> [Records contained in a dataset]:

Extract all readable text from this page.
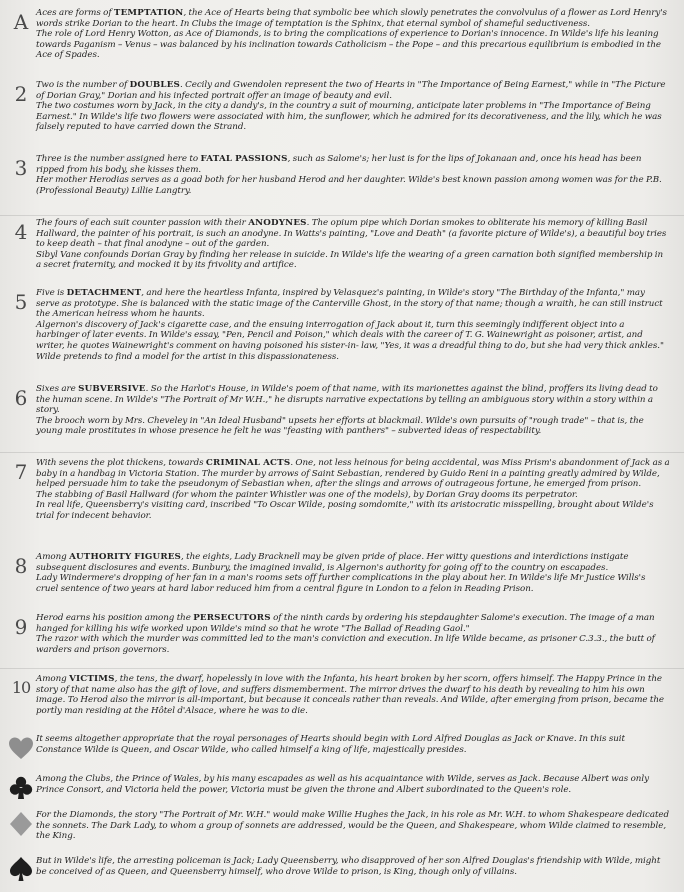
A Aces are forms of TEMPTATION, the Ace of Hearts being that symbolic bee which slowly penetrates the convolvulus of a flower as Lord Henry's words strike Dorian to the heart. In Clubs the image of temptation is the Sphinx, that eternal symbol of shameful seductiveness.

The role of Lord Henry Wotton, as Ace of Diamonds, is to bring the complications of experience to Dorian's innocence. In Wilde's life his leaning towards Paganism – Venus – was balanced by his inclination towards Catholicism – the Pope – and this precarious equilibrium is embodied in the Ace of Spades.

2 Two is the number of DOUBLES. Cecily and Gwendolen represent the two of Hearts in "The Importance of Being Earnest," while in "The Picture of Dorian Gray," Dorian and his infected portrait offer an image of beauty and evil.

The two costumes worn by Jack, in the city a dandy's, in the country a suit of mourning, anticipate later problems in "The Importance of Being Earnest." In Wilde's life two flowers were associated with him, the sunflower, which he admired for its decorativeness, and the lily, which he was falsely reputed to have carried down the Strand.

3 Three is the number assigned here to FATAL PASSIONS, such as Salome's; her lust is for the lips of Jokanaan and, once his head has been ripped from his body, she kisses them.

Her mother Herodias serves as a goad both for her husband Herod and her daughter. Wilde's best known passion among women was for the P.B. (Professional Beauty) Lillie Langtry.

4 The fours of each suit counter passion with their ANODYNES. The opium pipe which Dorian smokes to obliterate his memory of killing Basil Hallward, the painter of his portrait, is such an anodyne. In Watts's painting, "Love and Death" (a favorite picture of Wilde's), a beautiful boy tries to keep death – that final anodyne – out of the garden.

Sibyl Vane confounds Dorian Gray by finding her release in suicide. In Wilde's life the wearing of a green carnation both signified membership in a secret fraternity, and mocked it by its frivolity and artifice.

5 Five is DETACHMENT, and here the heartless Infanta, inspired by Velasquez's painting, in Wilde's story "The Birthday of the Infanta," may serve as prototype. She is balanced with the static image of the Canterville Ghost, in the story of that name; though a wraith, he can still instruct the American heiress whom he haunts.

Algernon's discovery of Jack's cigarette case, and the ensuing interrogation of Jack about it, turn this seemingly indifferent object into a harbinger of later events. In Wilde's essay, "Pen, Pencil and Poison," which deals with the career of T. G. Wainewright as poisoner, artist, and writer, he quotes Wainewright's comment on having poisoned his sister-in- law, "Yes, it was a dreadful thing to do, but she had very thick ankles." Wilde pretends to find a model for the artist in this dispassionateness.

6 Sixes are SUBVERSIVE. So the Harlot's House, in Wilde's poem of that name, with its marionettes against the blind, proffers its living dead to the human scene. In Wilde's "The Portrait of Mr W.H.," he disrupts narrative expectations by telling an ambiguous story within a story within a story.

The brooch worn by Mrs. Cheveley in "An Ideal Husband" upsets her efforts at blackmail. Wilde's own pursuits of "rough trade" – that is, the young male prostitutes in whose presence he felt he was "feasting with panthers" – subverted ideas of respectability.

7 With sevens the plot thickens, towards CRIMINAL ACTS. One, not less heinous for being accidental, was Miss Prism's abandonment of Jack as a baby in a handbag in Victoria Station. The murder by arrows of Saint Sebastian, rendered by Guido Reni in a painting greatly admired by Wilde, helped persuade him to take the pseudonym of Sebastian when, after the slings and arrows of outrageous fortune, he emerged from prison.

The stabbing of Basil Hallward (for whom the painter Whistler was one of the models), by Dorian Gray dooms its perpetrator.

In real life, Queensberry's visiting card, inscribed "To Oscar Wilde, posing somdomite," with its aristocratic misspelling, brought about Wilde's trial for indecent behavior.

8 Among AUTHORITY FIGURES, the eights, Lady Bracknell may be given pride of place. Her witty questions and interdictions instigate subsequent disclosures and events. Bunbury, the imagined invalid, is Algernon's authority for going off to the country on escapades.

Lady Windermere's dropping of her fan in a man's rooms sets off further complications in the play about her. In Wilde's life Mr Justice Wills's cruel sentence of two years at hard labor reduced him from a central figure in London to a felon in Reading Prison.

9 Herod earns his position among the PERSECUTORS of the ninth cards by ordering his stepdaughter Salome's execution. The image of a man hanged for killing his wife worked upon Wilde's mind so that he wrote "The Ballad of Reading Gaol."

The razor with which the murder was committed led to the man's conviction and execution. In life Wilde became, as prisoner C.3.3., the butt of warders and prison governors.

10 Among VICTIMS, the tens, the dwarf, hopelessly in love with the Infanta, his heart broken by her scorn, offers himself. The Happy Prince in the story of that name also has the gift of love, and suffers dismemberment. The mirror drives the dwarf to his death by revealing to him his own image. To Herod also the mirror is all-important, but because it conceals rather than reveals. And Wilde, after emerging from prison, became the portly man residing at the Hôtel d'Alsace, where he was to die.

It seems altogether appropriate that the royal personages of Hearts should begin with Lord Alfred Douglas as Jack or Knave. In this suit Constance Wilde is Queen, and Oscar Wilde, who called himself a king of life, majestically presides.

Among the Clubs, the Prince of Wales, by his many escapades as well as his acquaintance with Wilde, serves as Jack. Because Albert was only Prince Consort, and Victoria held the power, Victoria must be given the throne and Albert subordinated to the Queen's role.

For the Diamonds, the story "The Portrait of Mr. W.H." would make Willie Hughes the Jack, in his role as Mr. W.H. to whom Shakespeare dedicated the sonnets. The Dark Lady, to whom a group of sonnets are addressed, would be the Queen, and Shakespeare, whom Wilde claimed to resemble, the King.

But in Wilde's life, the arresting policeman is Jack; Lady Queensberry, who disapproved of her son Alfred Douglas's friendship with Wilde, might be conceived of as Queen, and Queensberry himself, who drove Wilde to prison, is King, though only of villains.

* * *

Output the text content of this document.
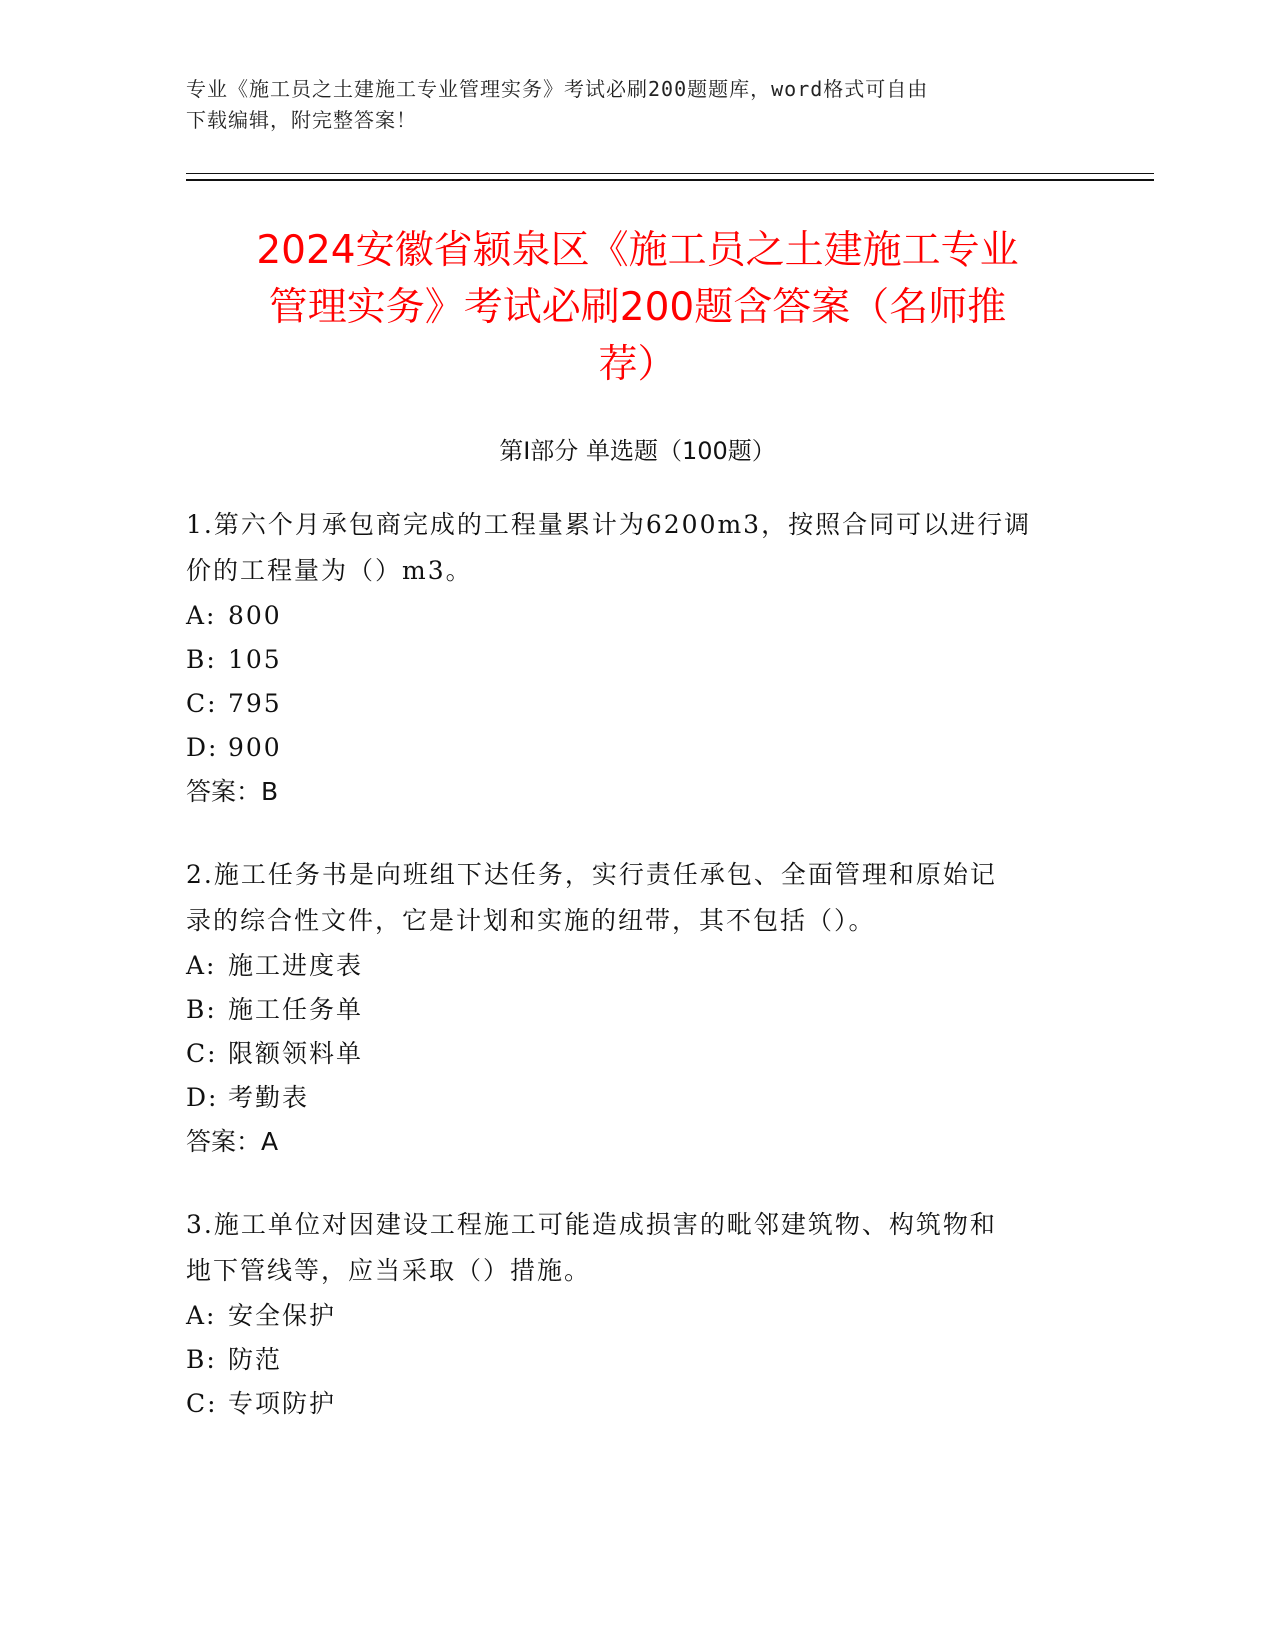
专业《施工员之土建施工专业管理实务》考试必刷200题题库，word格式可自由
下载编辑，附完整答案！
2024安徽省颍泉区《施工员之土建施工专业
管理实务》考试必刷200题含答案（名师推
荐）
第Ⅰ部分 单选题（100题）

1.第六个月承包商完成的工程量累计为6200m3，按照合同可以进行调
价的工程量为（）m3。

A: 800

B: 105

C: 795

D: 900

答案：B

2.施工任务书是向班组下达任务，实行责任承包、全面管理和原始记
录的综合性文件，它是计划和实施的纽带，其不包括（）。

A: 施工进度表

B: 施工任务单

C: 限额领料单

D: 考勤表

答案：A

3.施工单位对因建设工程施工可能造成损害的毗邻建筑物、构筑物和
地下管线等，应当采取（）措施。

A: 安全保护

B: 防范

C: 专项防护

--

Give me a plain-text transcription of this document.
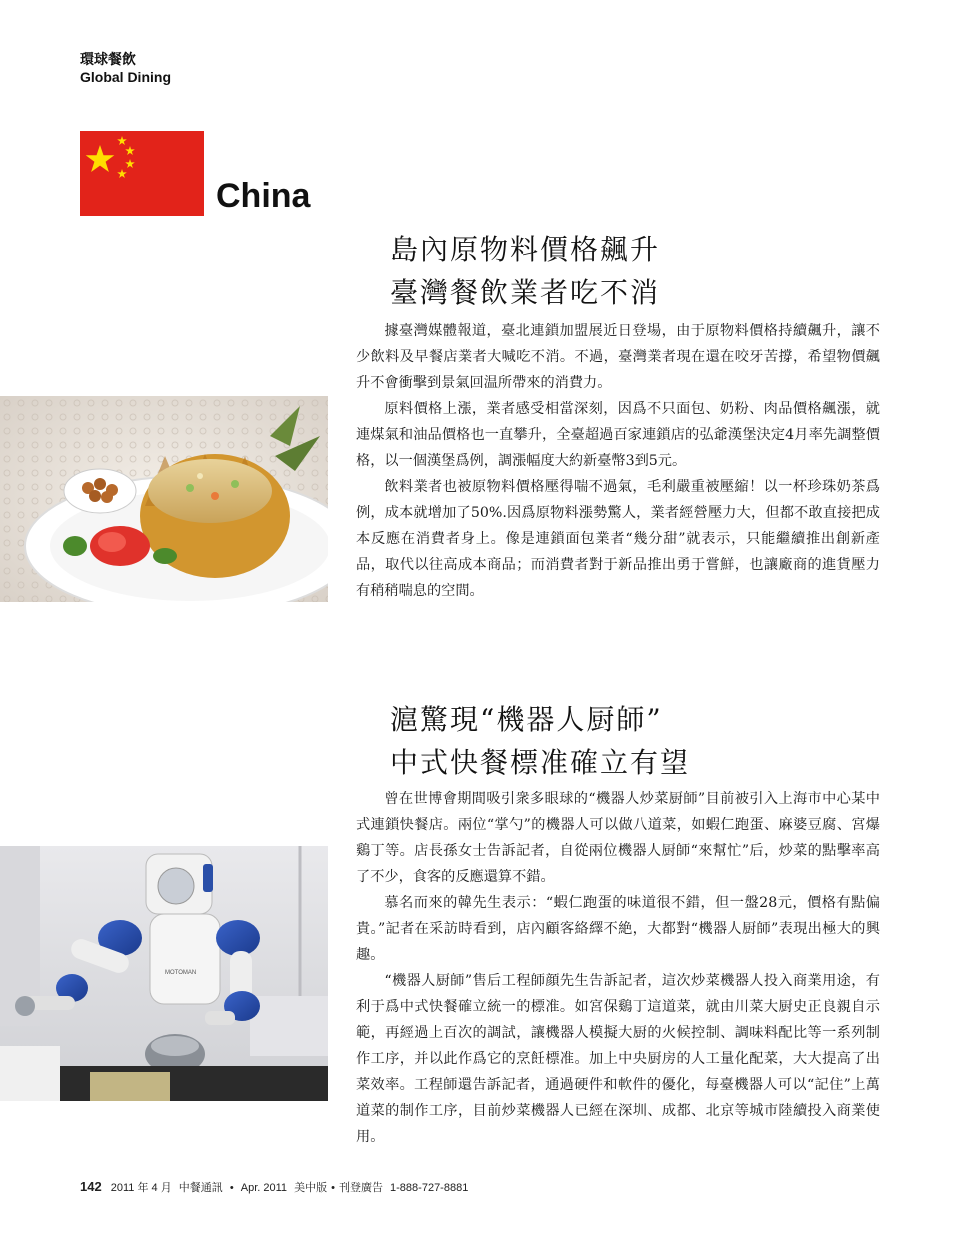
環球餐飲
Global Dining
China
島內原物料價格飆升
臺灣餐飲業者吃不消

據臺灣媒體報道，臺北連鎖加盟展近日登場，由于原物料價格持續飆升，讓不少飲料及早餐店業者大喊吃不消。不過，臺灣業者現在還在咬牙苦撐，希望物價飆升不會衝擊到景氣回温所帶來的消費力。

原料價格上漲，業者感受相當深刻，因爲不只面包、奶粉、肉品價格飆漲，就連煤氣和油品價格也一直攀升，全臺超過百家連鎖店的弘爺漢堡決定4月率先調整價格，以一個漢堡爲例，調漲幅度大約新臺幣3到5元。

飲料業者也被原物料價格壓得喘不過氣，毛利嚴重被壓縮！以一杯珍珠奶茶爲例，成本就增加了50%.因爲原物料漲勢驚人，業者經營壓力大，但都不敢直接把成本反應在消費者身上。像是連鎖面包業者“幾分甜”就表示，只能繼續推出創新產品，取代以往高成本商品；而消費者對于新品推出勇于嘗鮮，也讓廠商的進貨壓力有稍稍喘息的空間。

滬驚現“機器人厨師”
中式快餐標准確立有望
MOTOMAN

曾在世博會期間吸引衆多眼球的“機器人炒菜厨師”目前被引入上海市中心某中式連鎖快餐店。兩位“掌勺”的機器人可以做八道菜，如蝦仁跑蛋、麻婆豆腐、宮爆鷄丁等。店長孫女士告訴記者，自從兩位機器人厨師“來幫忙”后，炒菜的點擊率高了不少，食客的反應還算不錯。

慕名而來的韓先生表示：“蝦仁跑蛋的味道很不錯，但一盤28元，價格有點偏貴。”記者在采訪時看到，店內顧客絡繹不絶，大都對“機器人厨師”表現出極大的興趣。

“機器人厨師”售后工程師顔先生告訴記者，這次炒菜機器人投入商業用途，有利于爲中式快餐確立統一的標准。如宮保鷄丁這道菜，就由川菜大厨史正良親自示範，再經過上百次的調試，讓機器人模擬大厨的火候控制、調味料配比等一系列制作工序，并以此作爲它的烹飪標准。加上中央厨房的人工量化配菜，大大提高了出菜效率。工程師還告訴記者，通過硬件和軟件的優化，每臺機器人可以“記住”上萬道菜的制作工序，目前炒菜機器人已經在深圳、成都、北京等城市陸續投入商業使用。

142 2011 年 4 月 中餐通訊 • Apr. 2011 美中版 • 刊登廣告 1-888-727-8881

> [Aim]: Say how many lines in the records hold "only", with the number as the whole reply.

> [Output of the exercise]: 2